### Work instructions
Please write out the material that follows, exactly as it stands.
☆ ☆ ☆
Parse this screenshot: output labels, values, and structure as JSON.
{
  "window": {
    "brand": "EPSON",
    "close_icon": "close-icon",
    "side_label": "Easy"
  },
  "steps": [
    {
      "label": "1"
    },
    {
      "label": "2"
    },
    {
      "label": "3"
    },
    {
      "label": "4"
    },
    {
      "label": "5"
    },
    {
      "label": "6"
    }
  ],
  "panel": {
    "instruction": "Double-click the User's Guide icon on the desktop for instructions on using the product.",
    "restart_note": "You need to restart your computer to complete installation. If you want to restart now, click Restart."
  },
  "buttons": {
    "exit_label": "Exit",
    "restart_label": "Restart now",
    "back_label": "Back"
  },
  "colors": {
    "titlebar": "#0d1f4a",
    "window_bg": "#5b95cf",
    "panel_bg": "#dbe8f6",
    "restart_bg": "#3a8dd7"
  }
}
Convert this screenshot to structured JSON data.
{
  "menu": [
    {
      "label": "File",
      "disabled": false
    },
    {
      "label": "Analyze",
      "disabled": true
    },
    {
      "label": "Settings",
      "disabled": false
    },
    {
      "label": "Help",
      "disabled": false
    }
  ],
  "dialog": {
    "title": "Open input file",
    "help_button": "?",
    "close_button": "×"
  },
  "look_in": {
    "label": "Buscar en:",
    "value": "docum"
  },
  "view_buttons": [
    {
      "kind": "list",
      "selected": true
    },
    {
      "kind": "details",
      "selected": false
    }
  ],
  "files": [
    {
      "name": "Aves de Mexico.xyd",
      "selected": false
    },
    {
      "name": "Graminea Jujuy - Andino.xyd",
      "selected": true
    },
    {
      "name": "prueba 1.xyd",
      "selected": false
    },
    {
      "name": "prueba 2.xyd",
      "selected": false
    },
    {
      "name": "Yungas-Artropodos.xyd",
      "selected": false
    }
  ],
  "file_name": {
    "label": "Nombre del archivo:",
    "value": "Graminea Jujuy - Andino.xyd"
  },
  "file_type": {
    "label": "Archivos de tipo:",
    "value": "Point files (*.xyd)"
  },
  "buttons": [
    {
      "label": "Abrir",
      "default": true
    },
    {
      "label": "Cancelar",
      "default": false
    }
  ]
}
☆ ☆ ☆
### Task answer
Parse this screenshot: output labels, values, and structure as JSON.
{
  "window": {
    "brand": "EPSON",
    "close_icon": "close-icon",
    "side_label": "Easy"
  },
  "steps": [
    {
      "label": "1"
    },
    {
      "label": "2"
    },
    {
      "label": "3"
    },
    {
      "label": "4"
    },
    {
      "label": "5"
    },
    {
      "label": "6"
    }
  ],
  "panel": {
    "instruction": "Double-click the User's Guide icon on the desktop for instructions on using the product.",
    "restart_note": "You need to restart your computer to complete installation. If you want to restart now, click Restart."
  },
  "buttons": {
    "exit_label": "Exit",
    "restart_label": "Restart now",
    "back_label": "Back"
  },
  "colors": {
    "titlebar": "#0d1f4a",
    "window_bg": "#5b95cf",
    "panel_bg": "#dbe8f6",
    "restart_bg": "#3a8dd7"
  }
}
Convert this screenshot to structured JSON data.
{
  "menu": [
    {
      "label": "File",
      "disabled": false
    },
    {
      "label": "Analyze",
      "disabled": true
    },
    {
      "label": "Settings",
      "disabled": false
    },
    {
      "label": "Help",
      "disabled": false
    }
  ],
  "dialog": {
    "title": "Open input file",
    "help_button": "?",
    "close_button": "×"
  },
  "look_in": {
    "label": "Buscar en:",
    "value": "docum"
  },
  "view_buttons": [
    {
      "kind": "list",
      "selected": true
    },
    {
      "kind": "details",
      "selected": false
    }
  ],
  "files": [
    {
      "name": "Aves de Mexico.xyd",
      "selected": false
    },
    {
      "name": "Graminea Jujuy - Andino.xyd",
      "selected": true
    },
    {
      "name": "prueba 1.xyd",
      "selected": false
    },
    {
      "name": "prueba 2.xyd",
      "selected": false
    },
    {
      "name": "Yungas-Artropodos.xyd",
      "selected": false
    }
  ],
  "file_name": {
    "label": "Nombre del archivo:",
    "value": "Graminea Jujuy - Andino.xyd"
  },
  "file_type": {
    "label": "Archivos de tipo:",
    "value": "Point files (*.xyd)"
  },
  "buttons": [
    {
      "label": "Abrir",
      "default": true
    },
    {
      "label": "Cancelar",
      "default": false
    }
  ]
}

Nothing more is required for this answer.